---------- THE INPUT ----------

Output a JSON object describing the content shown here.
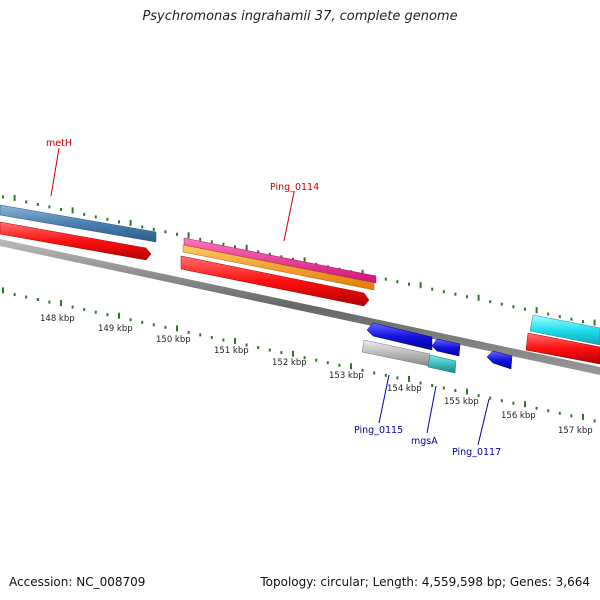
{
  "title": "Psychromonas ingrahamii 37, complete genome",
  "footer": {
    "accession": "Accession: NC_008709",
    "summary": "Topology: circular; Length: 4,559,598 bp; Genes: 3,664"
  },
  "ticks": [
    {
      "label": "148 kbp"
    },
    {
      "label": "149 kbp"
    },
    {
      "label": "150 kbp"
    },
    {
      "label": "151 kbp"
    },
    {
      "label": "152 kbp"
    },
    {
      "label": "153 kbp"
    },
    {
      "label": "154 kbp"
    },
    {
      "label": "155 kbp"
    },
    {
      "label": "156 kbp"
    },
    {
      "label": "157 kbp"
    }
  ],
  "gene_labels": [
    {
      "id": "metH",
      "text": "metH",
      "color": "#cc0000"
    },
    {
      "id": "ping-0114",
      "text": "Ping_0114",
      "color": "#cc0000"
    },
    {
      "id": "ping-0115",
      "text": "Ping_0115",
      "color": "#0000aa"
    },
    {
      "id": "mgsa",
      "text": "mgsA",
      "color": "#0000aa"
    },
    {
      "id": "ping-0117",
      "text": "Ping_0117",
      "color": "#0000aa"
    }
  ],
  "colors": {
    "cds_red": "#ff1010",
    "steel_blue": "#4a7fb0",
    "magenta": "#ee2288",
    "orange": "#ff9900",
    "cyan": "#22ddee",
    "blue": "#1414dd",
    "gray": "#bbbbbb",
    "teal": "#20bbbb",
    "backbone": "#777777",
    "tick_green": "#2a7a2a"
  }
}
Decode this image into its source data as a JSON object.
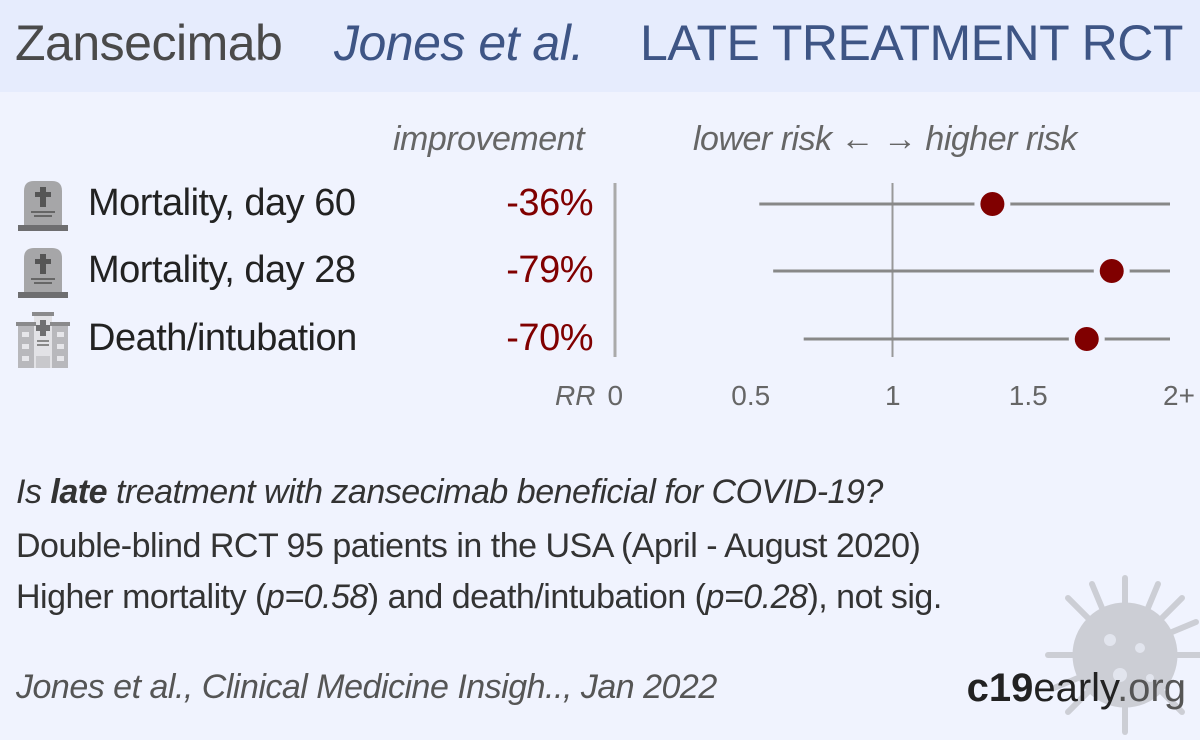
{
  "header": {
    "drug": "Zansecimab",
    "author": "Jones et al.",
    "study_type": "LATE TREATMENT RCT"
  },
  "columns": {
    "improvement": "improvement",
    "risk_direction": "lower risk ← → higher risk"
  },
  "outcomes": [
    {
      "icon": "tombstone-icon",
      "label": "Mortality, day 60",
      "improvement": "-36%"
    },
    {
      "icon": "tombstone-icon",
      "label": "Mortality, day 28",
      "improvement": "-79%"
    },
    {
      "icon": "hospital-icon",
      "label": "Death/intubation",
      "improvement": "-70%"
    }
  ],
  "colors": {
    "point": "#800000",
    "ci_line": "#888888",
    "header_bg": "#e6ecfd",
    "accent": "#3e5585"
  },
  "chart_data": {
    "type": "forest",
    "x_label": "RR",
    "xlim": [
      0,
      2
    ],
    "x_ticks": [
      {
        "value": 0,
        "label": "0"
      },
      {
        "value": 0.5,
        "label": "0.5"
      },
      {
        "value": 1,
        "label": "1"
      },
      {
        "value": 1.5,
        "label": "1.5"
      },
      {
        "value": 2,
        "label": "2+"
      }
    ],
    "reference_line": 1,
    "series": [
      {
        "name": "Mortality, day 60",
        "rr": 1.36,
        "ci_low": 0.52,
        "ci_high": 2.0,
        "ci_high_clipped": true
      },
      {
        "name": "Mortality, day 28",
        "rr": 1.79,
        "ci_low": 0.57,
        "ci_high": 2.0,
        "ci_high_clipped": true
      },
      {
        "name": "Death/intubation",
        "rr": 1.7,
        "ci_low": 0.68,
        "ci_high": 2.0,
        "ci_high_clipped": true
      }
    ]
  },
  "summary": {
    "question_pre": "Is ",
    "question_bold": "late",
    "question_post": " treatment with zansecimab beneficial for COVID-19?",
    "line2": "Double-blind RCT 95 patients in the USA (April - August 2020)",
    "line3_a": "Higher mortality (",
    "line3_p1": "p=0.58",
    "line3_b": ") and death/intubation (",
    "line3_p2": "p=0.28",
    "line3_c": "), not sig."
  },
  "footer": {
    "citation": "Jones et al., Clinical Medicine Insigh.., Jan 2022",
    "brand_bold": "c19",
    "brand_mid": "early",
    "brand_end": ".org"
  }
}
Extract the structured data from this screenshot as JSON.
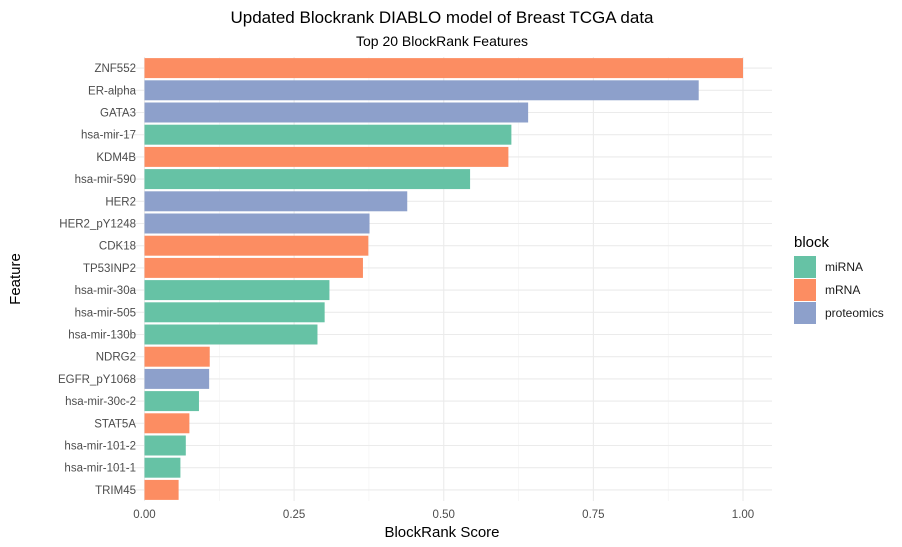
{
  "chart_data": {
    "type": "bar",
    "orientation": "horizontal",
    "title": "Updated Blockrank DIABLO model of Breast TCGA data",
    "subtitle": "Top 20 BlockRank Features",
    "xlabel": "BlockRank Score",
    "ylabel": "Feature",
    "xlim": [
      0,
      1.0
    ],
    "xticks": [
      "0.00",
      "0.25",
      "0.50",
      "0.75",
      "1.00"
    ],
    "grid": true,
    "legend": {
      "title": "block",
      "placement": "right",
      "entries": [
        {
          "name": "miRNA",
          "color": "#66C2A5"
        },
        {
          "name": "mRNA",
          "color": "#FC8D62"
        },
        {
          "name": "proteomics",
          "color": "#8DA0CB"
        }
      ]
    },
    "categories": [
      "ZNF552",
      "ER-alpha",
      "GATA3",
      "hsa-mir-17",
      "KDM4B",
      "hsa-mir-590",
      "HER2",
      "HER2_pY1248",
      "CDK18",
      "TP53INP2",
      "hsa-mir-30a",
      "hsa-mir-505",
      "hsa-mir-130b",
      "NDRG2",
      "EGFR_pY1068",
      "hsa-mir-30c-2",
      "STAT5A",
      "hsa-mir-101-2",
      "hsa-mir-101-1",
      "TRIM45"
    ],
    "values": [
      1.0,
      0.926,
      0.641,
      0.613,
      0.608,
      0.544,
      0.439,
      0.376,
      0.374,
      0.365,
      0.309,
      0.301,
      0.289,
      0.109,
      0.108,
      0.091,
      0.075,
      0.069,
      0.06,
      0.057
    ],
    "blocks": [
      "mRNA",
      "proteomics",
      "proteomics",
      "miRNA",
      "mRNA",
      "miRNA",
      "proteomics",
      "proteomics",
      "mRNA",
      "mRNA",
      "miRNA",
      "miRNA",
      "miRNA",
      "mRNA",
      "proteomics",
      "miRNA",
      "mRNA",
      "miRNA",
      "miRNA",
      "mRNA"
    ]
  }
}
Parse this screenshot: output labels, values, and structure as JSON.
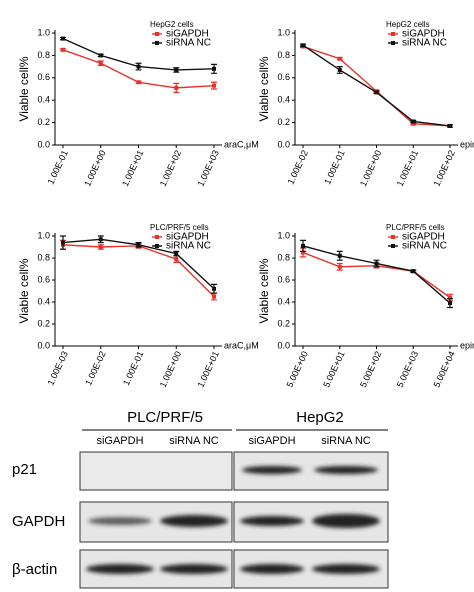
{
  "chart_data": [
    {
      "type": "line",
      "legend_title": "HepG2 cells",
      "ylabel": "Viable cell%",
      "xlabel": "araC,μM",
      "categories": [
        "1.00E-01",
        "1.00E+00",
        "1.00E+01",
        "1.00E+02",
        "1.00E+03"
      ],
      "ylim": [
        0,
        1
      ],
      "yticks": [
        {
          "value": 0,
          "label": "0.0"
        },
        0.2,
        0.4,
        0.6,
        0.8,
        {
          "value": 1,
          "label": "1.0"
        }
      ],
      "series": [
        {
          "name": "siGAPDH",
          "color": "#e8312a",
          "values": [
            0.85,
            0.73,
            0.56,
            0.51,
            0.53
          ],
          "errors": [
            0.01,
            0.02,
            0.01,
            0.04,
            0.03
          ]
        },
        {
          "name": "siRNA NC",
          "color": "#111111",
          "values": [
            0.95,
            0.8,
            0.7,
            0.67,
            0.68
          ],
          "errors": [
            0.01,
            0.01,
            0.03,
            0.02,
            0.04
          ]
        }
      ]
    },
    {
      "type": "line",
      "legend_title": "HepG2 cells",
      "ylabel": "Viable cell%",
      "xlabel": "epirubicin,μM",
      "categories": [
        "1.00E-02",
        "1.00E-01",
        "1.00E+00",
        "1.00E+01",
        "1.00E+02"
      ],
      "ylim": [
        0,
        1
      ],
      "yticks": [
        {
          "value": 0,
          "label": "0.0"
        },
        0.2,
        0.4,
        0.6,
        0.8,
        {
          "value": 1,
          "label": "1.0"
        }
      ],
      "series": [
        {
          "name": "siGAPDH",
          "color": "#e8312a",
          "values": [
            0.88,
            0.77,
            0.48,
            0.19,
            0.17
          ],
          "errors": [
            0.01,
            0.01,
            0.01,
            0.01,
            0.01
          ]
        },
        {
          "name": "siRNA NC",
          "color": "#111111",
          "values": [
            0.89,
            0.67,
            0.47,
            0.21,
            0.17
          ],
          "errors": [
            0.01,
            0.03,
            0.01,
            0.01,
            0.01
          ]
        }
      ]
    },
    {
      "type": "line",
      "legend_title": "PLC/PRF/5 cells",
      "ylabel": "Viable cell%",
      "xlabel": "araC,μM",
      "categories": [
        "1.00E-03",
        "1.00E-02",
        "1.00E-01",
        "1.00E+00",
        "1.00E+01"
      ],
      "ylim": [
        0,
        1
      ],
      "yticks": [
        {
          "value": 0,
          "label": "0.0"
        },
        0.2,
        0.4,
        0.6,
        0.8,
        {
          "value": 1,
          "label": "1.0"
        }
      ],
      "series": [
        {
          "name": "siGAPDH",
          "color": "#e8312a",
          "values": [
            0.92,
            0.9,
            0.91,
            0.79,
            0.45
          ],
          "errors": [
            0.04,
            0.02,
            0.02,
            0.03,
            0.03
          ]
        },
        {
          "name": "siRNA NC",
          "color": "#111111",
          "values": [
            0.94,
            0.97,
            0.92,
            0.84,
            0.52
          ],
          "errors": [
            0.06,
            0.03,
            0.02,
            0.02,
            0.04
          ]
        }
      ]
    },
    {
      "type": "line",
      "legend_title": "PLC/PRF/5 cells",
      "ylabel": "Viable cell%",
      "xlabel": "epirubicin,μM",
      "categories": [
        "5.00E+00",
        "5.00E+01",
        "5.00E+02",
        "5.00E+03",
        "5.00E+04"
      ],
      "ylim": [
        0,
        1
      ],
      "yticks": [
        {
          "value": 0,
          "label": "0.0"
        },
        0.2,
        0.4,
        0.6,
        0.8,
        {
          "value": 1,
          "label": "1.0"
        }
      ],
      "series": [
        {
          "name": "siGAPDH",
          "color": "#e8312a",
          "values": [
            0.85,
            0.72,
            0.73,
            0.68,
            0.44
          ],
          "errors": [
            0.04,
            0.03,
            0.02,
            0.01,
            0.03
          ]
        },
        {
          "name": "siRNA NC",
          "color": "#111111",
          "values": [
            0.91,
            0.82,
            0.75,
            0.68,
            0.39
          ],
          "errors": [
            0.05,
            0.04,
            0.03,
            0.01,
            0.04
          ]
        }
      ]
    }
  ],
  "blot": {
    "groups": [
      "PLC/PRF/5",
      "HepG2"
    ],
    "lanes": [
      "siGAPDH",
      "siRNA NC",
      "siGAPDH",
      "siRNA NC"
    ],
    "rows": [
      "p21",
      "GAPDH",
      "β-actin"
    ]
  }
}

----------

[EXERCISE GOAL] Nothing but a number is expected here: the number of lines in the entries that include the word "screenshot".

[SOLUTION FOR THIS TASK] 2